## INFORMATION PROVIDED
************

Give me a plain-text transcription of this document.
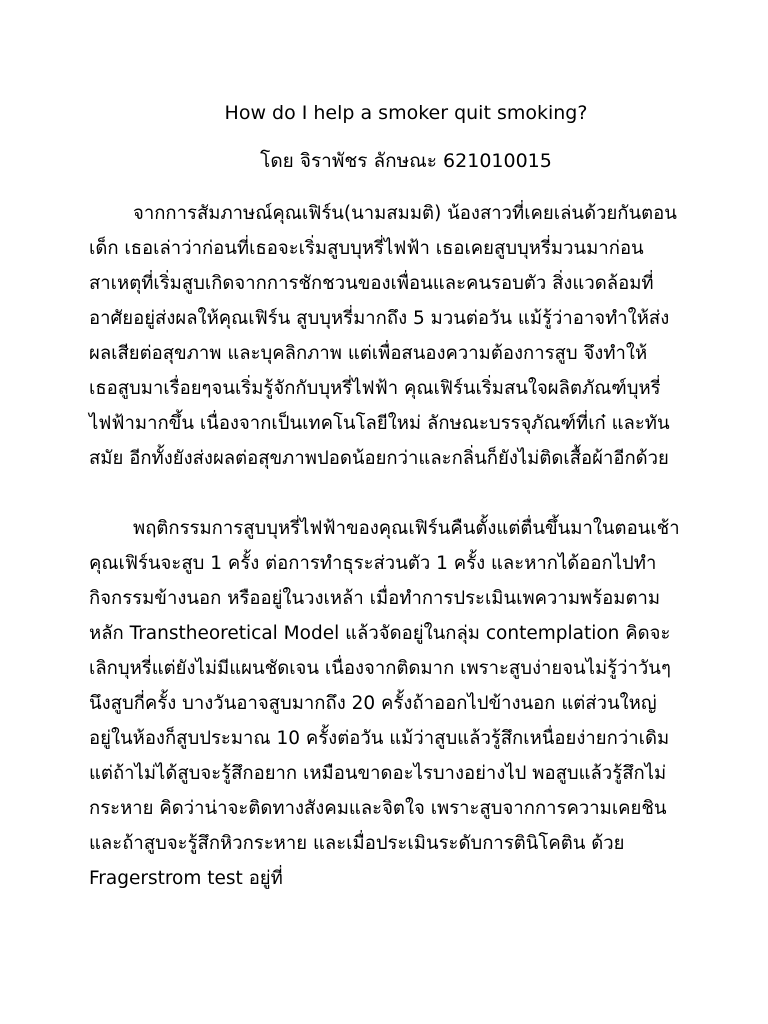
How do I help a smoker quit smoking?
โดย จิราพัชร ลักษณะ 621010015
จากการสัมภาษณ์คุณเฟิร์น(นามสมมติ) น้องสาวที่เคยเล่นด้วยกันตอน
เด็ก เธอเล่าว่าก่อนที่เธอจะเริ่มสูบบุหรี่ไฟฟ้า เธอเคยสูบบุหรี่มวนมาก่อน
สาเหตุที่เริ่มสูบเกิดจากการชักชวนของเพื่อนและคนรอบตัว สิ่งแวดล้อมที่
อาศัยอยู่ส่งผลให้คุณเฟิร์น สูบบุหรี่มากถึง 5 มวนต่อวัน แม้รู้ว่าอาจทำให้ส่ง
ผลเสียต่อสุขภาพ และบุคลิกภาพ แต่เพื่อสนองความต้องการสูบ จึงทำให้
เธอสูบมาเรื่อยๆจนเริ่มรู้จักกับบุหรี่ไฟฟ้า คุณเฟิร์นเริ่มสนใจผลิตภัณฑ์บุหรี่
ไฟฟ้ามากขึ้น เนื่องจากเป็นเทคโนโลยีใหม่ ลักษณะบรรจุภัณฑ์ที่เก๋ และทัน
สมัย อีกทั้งยังส่งผลต่อสุขภาพปอดน้อยกว่าและกลิ่นก็ยังไม่ติดเสื้อผ้าอีกด้วย
พฤติกรรมการสูบบุหรี่ไฟฟ้าของคุณเฟิร์นคืนตั้งแต่ตื่นขึ้นมาในตอนเช้า
คุณเฟิร์นจะสูบ 1 ครั้ง ต่อการทำธุระส่วนตัว 1 ครั้ง และหากได้ออกไปทำ
กิจกรรมข้างนอก หรืออยู่ในวงเหล้า เมื่อทำการประเมินเพความพร้อมตาม
หลัก Transtheoretical Model แล้วจัดอยู่ในกลุ่ม contemplation คิดจะ
เลิกบุหรี่แต่ยังไม่มีแผนชัดเจน เนื่องจากติดมาก เพราะสูบง่ายจนไม่รู้ว่าวันๆ
นึงสูบกี่ครั้ง บางวันอาจสูบมากถึง 20 ครั้งถ้าออกไปข้างนอก แต่ส่วนใหญ่
อยู่ในห้องก็สูบประมาณ 10 ครั้งต่อวัน แม้ว่าสูบแล้วรู้สึกเหนื่อยง่ายกว่าเดิม
แต่ถ้าไม่ได้สูบจะรู้สึกอยาก เหมือนขาดอะไรบางอย่างไป พอสูบแล้วรู้สึกไม่
กระหาย คิดว่าน่าจะติดทางสังคมและจิตใจ เพราะสูบจากการความเคยชิน
และถ้าสูบจะรู้สึกหิวกระหาย และเมื่อประเมินระดับการตินิโคติน ด้วย
Fragerstrom test อยู่ที่
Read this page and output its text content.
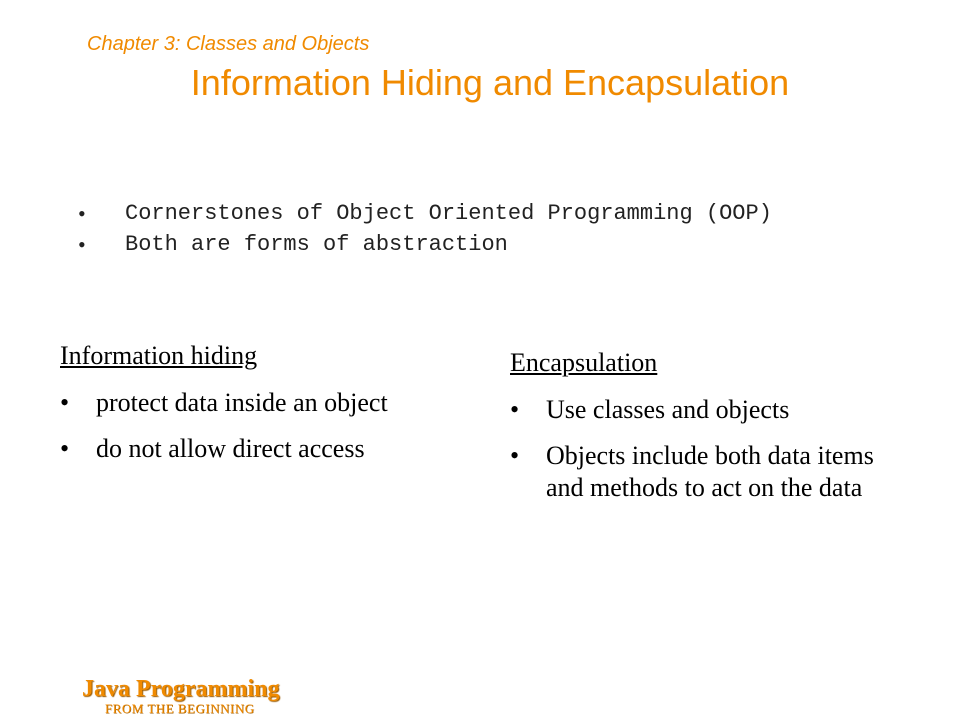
Chapter 3: Classes and Objects
Information Hiding and Encapsulation
• Cornerstones of Object Oriented Programming (OOP)
• Both are forms of abstraction
Information hiding
• protect data inside an object
• do not allow direct access
Encapsulation
• Use classes and objects
• Objects include both data items and methods to act on the data
Java Programming
FROM THE BEGINNING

************

## INSTRUCTIONS FOR THE TASK
Say how many lines in the records hold the string "this", and say nothing else.

## EXERCISE SOLUTION
2